- **Provided material**:

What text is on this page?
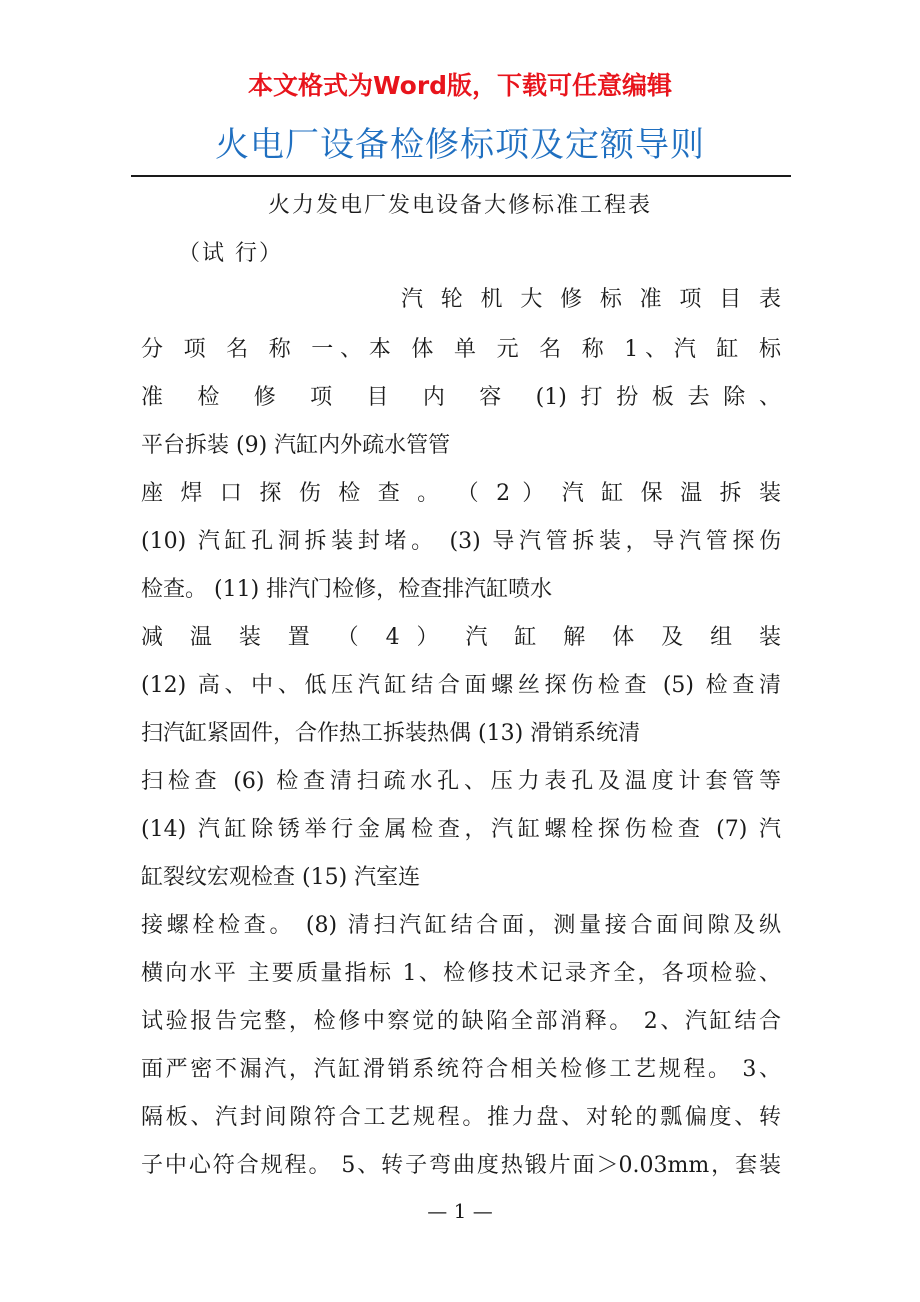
本文格式为Word版，下载可任意编辑
火电厂设备检修标项及定额导则
火力发电厂发电设备大修标准工程表
（试 行）
汽 轮 机 大 修 标 准 项 目 表
分 项 名 称 一、本 体 单 元 名 称 1、汽 缸 标
准 检 修 项 目 内 容 (1)打扮板去除、
平台拆装 (9) 汽缸内外疏水管管
座 焊 口 探 伤 检 查 。 （ 2 ） 汽 缸 保 温 拆 装
(10) 汽缸孔洞拆装封堵。 (3) 导汽管拆装，导汽管探伤
检查。 (11) 排汽门检修，检查排汽缸喷水
减 温 装 置 （ 4 ） 汽 缸 解 体 及 组 装
(12) 高、中、低压汽缸结合面螺丝探伤检查 (5) 检查清
扫汽缸紧固件，合作热工拆装热偶 (13) 滑销系统清
扫检查 (6) 检查清扫疏水孔、压力表孔及温度计套管等
(14) 汽缸除锈举行金属检查，汽缸螺栓探伤检查 (7) 汽
缸裂纹宏观检查 (15) 汽室连
接螺栓检查。 (8) 清扫汽缸结合面，测量接合面间隙及纵
横向水平 主要质量指标 1、检修技术记录齐全，各项检验、
试验报告完整，检修中察觉的缺陷全部消释。 2、汽缸结合
面严密不漏汽，汽缸滑销系统符合相关检修工艺规程。 3、
隔板、汽封间隙符合工艺规程。推力盘、对轮的瓢偏度、转
子中心符合规程。 5、转子弯曲度热锻片面＞0.03mm，套装
— 1 —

- **What you need to do**: Working from the material above, transcribe it exactly while omitting pictures.

- **Problem solution**:
What text is on this page?
本文格式为Word版，下载可任意编辑
火电厂设备检修标项及定额导则
火力发电厂发电设备大修标准工程表
（试 行）
汽 轮 机 大 修 标 准 项 目 表
分 项 名 称 一、本 体 单 元 名 称 1、汽 缸 标
准 检 修 项 目 内 容 (1)打扮板去除、
平台拆装 (9) 汽缸内外疏水管管
座 焊 口 探 伤 检 查 。 （ 2 ） 汽 缸 保 温 拆 装
(10) 汽缸孔洞拆装封堵。 (3) 导汽管拆装，导汽管探伤
检查。 (11) 排汽门检修，检查排汽缸喷水
减 温 装 置 （ 4 ） 汽 缸 解 体 及 组 装
(12) 高、中、低压汽缸结合面螺丝探伤检查 (5) 检查清
扫汽缸紧固件，合作热工拆装热偶 (13) 滑销系统清
扫检查 (6) 检查清扫疏水孔、压力表孔及温度计套管等
(14) 汽缸除锈举行金属检查，汽缸螺栓探伤检查 (7) 汽
缸裂纹宏观检查 (15) 汽室连
接螺栓检查。 (8) 清扫汽缸结合面，测量接合面间隙及纵
横向水平 主要质量指标 1、检修技术记录齐全，各项检验、
试验报告完整，检修中察觉的缺陷全部消释。 2、汽缸结合
面严密不漏汽，汽缸滑销系统符合相关检修工艺规程。 3、
隔板、汽封间隙符合工艺规程。推力盘、对轮的瓢偏度、转
子中心符合规程。 5、转子弯曲度热锻片面＞0.03mm，套装
— 1 —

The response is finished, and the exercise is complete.